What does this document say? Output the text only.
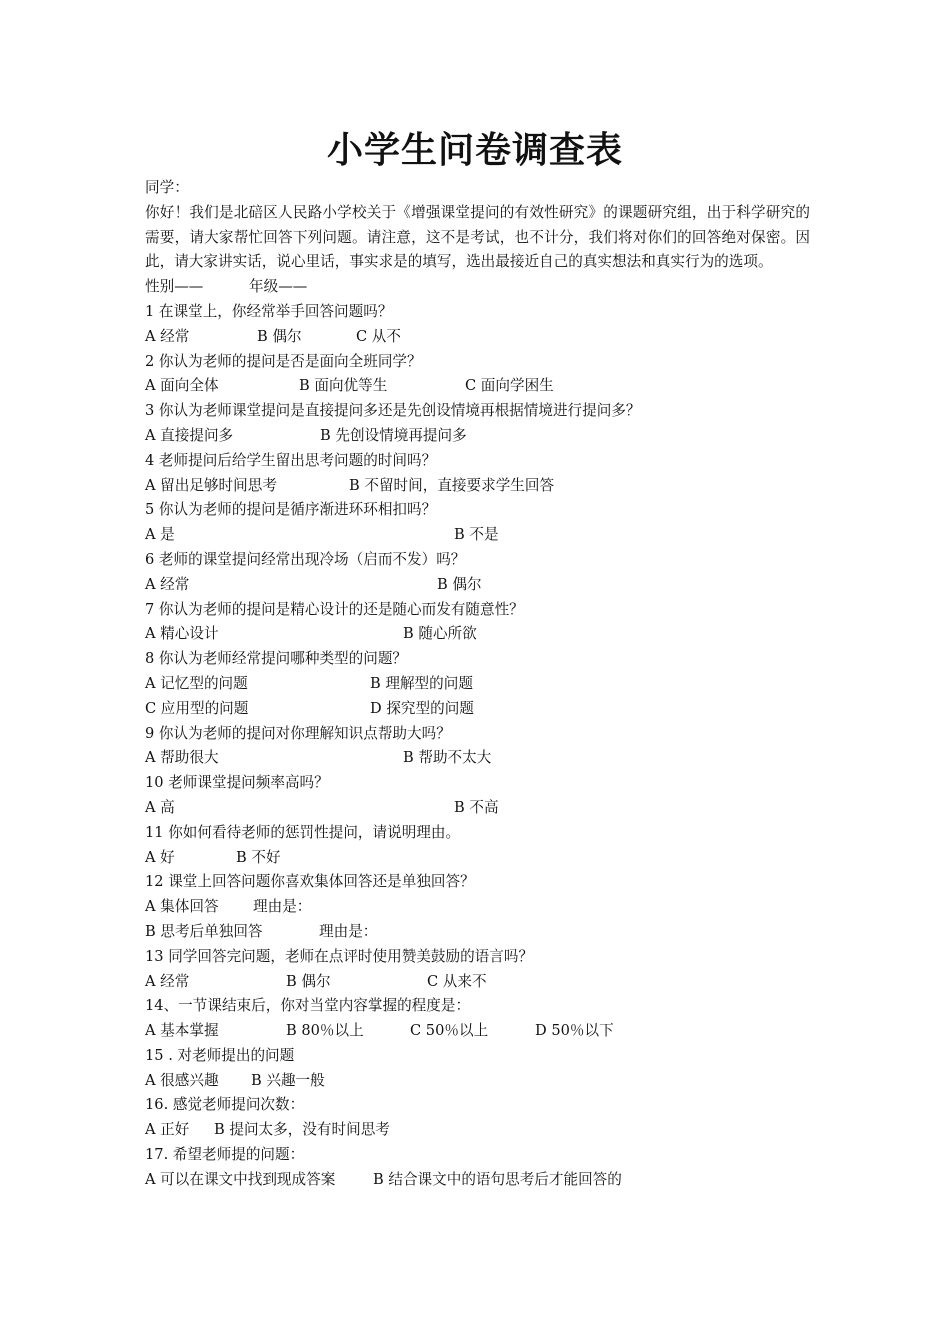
小学生问卷调查表
同学：
你好！我们是北碚区人民路小学校关于《增强课堂提问的有效性研究》的课题研究组，出于科学研究的需要，请大家帮忙回答下列问题。请注意，这不是考试，也不计分，我们将对你们的回答绝对保密。因此，请大家讲实话，说心里话，事实求是的填写，选出最接近自己的真实想法和真实行为的选项。
性别——	年级——
1 在课堂上，你经常举手回答问题吗？
A 经常	B 偶尔	C 从不
2 你认为老师的提问是否是面向全班同学？
A 面向全体	B 面向优等生	C 面向学困生
3 你认为老师课堂提问是直接提问多还是先创设情境再根据情境进行提问多？
A 直接提问多	B 先创设情境再提问多
4 老师提问后给学生留出思考问题的时间吗？
A 留出足够时间思考	B 不留时间，直接要求学生回答
5 你认为老师的提问是循序渐进环环相扣吗？
A 是	B 不是
6 老师的课堂提问经常出现冷场（启而不发）吗？
A 经常	B 偶尔
7 你认为老师的提问是精心设计的还是随心而发有随意性？
A 精心设计	B 随心所欲
8 你认为老师经常提问哪种类型的问题？
A 记忆型的问题	B 理解型的问题
C 应用型的问题	D 探究型的问题
9 你认为老师的提问对你理解知识点帮助大吗？
A 帮助很大	B 帮助不太大
10 老师课堂提问频率高吗？
A 高	B 不高
11 你如何看待老师的惩罚性提问，请说明理由。
A 好	B 不好
12 课堂上回答问题你喜欢集体回答还是单独回答？
A 集体回答 理由是：
B 思考后单独回答	理由是：
13 同学回答完问题，老师在点评时使用赞美鼓励的语言吗？
A 经常	B 偶尔	C 从来不
14、一节课结束后，你对当堂内容掌握的程度是：
A 基本掌握	B 80％以上	C 50％以上	D 50％以下
15 . 对老师提出的问题
A 很感兴趣 B 兴趣一般
16. 感觉老师提问次数：
A 正好 B 提问太多，没有时间思考
17. 希望老师提的问题：
A 可以在课文中找到现成答案	B 结合课文中的语句思考后才能回答的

# [Aim of the task]
Quote in full the listing given above; the images are to be left out.

# [Finished exercise]
What does this document say? Output the text only.
小学生问卷调查表
同学：
你好！我们是北碚区人民路小学校关于《增强课堂提问的有效性研究》的课题研究组，出于科学研究的需要，请大家帮忙回答下列问题。请注意，这不是考试，也不计分，我们将对你们的回答绝对保密。因此，请大家讲实话，说心里话，事实求是的填写，选出最接近自己的真实想法和真实行为的选项。
性别——	年级——
1 在课堂上，你经常举手回答问题吗？
A 经常	B 偶尔	C 从不
2 你认为老师的提问是否是面向全班同学？
A 面向全体	B 面向优等生	C 面向学困生
3 你认为老师课堂提问是直接提问多还是先创设情境再根据情境进行提问多？
A 直接提问多	B 先创设情境再提问多
4 老师提问后给学生留出思考问题的时间吗？
A 留出足够时间思考	B 不留时间，直接要求学生回答
5 你认为老师的提问是循序渐进环环相扣吗？
A 是	B 不是
6 老师的课堂提问经常出现冷场（启而不发）吗？
A 经常	B 偶尔
7 你认为老师的提问是精心设计的还是随心而发有随意性？
A 精心设计	B 随心所欲
8 你认为老师经常提问哪种类型的问题？
A 记忆型的问题	B 理解型的问题
C 应用型的问题	D 探究型的问题
9 你认为老师的提问对你理解知识点帮助大吗？
A 帮助很大	B 帮助不太大
10 老师课堂提问频率高吗？
A 高	B 不高
11 你如何看待老师的惩罚性提问，请说明理由。
A 好	B 不好
12 课堂上回答问题你喜欢集体回答还是单独回答？
A 集体回答 理由是：
B 思考后单独回答	理由是：
13 同学回答完问题，老师在点评时使用赞美鼓励的语言吗？
A 经常	B 偶尔	C 从来不
14、一节课结束后，你对当堂内容掌握的程度是：
A 基本掌握	B 80％以上	C 50％以上	D 50％以下
15 . 对老师提出的问题
A 很感兴趣 B 兴趣一般
16. 感觉老师提问次数：
A 正好 B 提问太多，没有时间思考
17. 希望老师提的问题：
A 可以在课文中找到现成答案	B 结合课文中的语句思考后才能回答的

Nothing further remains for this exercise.